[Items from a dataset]
%%
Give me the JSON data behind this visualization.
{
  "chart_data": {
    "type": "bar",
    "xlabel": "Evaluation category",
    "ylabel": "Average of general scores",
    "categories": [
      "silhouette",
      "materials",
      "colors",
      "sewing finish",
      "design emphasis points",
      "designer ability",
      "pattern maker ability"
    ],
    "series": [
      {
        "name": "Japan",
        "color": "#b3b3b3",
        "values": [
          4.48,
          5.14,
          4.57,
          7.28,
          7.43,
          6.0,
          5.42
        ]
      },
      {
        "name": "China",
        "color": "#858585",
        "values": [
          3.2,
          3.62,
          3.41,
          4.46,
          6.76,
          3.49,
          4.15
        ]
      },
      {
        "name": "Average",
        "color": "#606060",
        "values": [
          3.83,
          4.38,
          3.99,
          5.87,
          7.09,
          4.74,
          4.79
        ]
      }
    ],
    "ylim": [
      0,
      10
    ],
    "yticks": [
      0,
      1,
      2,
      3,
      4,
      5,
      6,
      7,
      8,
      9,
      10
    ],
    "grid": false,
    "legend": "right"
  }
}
%%
Within the entries above, report how many lines include "ability", and keep the answer to the number.

_Output below_. 2